═════ Supplied information

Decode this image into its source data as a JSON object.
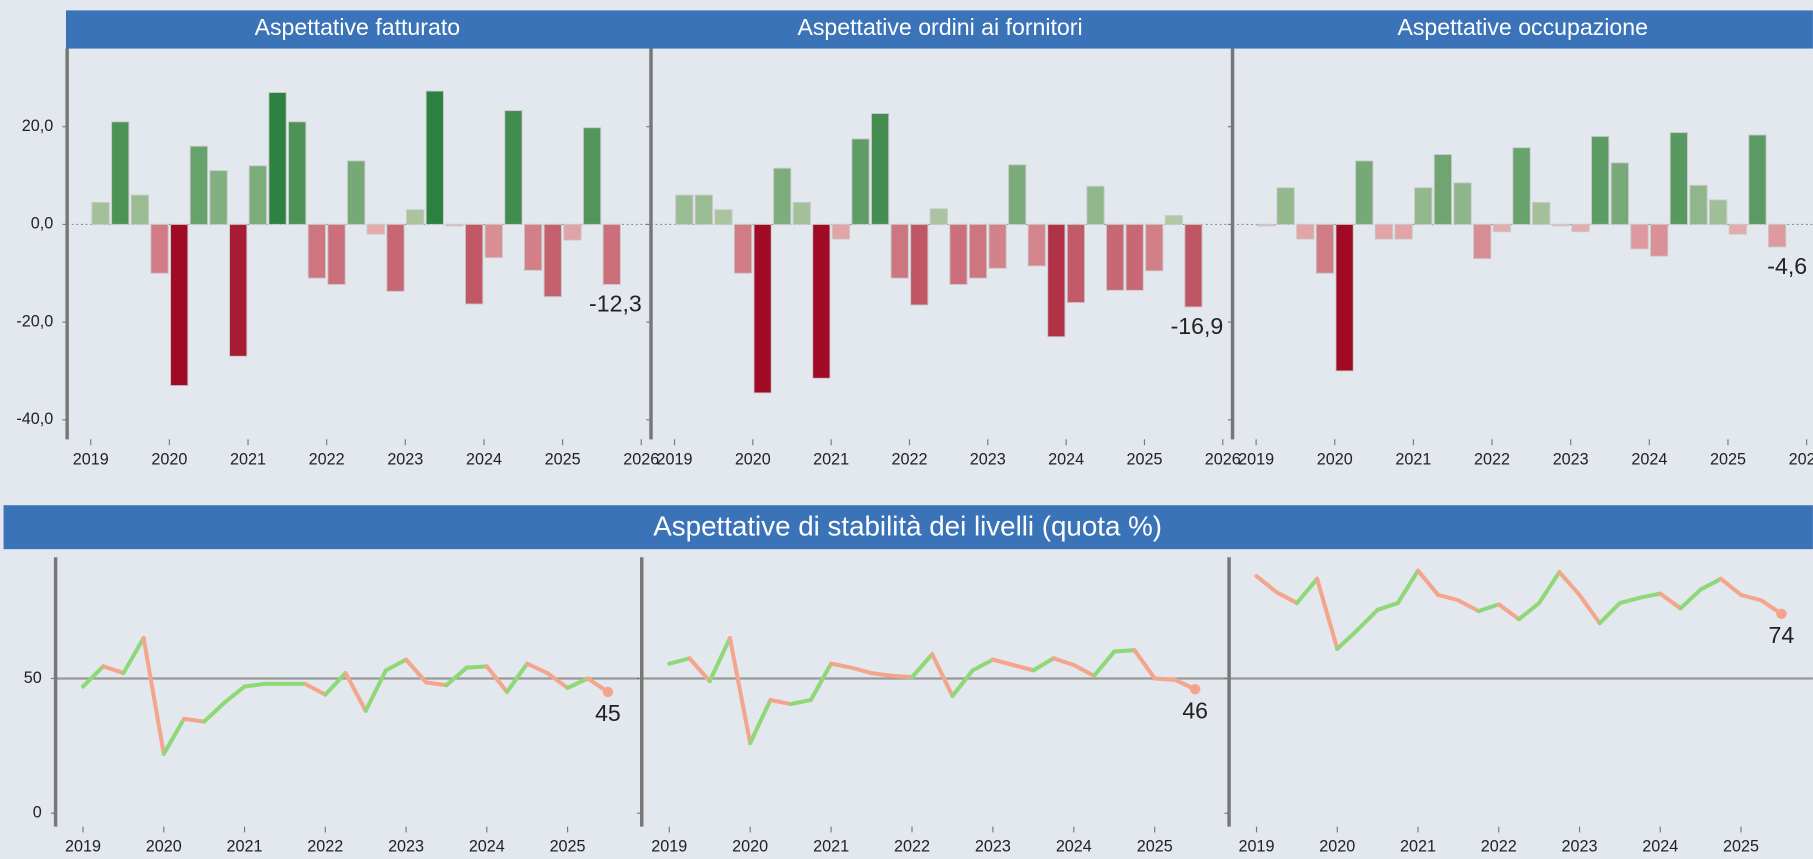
{
  "chart_data": [
    {
      "type": "bar",
      "xlim": [
        2018.7,
        2026.08
      ],
      "xticks": [
        2019,
        2020,
        2021,
        2022,
        2023,
        2024,
        2025,
        2026
      ],
      "ylim": [
        -44,
        36
      ],
      "yticks": [
        {
          "value": -40,
          "label": "-40,0"
        },
        {
          "value": -20,
          "label": "-20,0"
        },
        {
          "value": 0,
          "label": "0,0"
        },
        {
          "value": 20,
          "label": "20,0"
        }
      ],
      "zero_line": true,
      "colors": {
        "positive": [
          "#b9cdaa",
          "#1f7a35"
        ],
        "negative": [
          "#e9b5b5",
          "#a00a24"
        ]
      },
      "x": [
        2019.125,
        2019.375,
        2019.625,
        2019.875,
        2020.125,
        2020.375,
        2020.625,
        2020.875,
        2021.125,
        2021.375,
        2021.625,
        2021.875,
        2022.125,
        2022.375,
        2022.625,
        2022.875,
        2023.125,
        2023.375,
        2023.625,
        2023.875,
        2024.125,
        2024.375,
        2024.625,
        2024.875,
        2025.125,
        2025.375,
        2025.625
      ],
      "panels": [
        {
          "title": "Aspettative  fatturato",
          "values": [
            4.5,
            21,
            6,
            -10,
            -33,
            16,
            11,
            -27,
            12,
            27,
            21,
            -11,
            -12.3,
            13,
            -2,
            -13.7,
            3,
            27.3,
            -0.3,
            -16.3,
            -6.8,
            23.3,
            -9.4,
            -14.8,
            -3.2,
            19.8,
            -12.3
          ],
          "value_labels": [
            null,
            null,
            null,
            null,
            null,
            null,
            null,
            null,
            null,
            null,
            null,
            null,
            null,
            null,
            null,
            null,
            null,
            null,
            null,
            null,
            null,
            null,
            null,
            null,
            null,
            null,
            "-12,3"
          ]
        },
        {
          "title": "Aspettative ordini ai fornitori",
          "values": [
            6,
            6,
            3,
            -10,
            -34.5,
            11.5,
            4.5,
            -31.5,
            -3,
            17.5,
            22.7,
            -11,
            -16.5,
            3.2,
            -12.3,
            -11,
            -9,
            12.2,
            -8.5,
            -23,
            -16,
            7.8,
            -13.5,
            -13.5,
            -9.5,
            1.8,
            -16.9
          ],
          "value_labels": [
            null,
            null,
            null,
            null,
            null,
            null,
            null,
            null,
            null,
            null,
            null,
            null,
            null,
            null,
            null,
            null,
            null,
            null,
            null,
            null,
            null,
            null,
            null,
            null,
            null,
            null,
            "-16,9"
          ]
        },
        {
          "title": "Aspettative occupazione",
          "values": [
            -0.3,
            7.5,
            -3,
            -10,
            -30,
            13,
            -3,
            -3,
            7.5,
            14.3,
            8.5,
            -7,
            -1.5,
            15.7,
            4.5,
            -0.3,
            -1.5,
            18,
            12.6,
            -5,
            -6.5,
            18.8,
            8,
            5,
            -2,
            18.3,
            -4.6
          ],
          "value_labels": [
            null,
            null,
            null,
            null,
            null,
            null,
            null,
            null,
            null,
            null,
            null,
            null,
            null,
            null,
            null,
            null,
            null,
            null,
            null,
            null,
            null,
            null,
            null,
            null,
            null,
            null,
            "-4,6"
          ]
        }
      ]
    },
    {
      "type": "line",
      "title": "Aspettative di stabilità dei livelli (quota %)",
      "xlim": [
        2018.66,
        2025.89
      ],
      "xticks": [
        2019,
        2020,
        2021,
        2022,
        2023,
        2024,
        2025
      ],
      "ylim": [
        -5,
        95
      ],
      "yticks": [
        0,
        50
      ],
      "reference_line": 50,
      "colors": {
        "rise": "#8fd877",
        "fall": "#f3a68c",
        "end_dot": "#f4a48c"
      },
      "x": [
        2019,
        2019.25,
        2019.5,
        2019.75,
        2020,
        2020.25,
        2020.5,
        2020.75,
        2021,
        2021.25,
        2021.5,
        2021.75,
        2022,
        2022.25,
        2022.5,
        2022.75,
        2023,
        2023.25,
        2023.5,
        2023.75,
        2024,
        2024.25,
        2024.5,
        2024.75,
        2025,
        2025.25,
        2025.5
      ],
      "panels": [
        {
          "values": [
            47,
            54.5,
            52,
            65,
            22,
            35,
            34,
            41,
            47,
            48,
            48,
            48,
            44,
            52,
            38,
            53,
            57,
            48.5,
            47.5,
            54,
            54.5,
            45,
            55.5,
            52,
            46.5,
            50,
            45
          ]
        },
        {
          "values": [
            55.5,
            57.5,
            49,
            65,
            26,
            42,
            40.5,
            42,
            55.5,
            54,
            52,
            51,
            50.5,
            59,
            43.5,
            53,
            57,
            55,
            53,
            57.5,
            55,
            51,
            60,
            60.5,
            50,
            49.5,
            46
          ]
        },
        {
          "values": [
            88,
            82,
            78,
            87,
            61,
            68,
            75.5,
            78,
            90,
            81,
            79,
            75,
            77.5,
            72,
            78,
            89.5,
            81,
            70.5,
            78,
            80,
            81.5,
            76,
            83,
            87,
            81,
            79,
            74
          ]
        }
      ]
    }
  ]
}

══════════

• **Exercise**
Return only the number of lines in the data above that include the word "title".

• **Result of this exercise**
4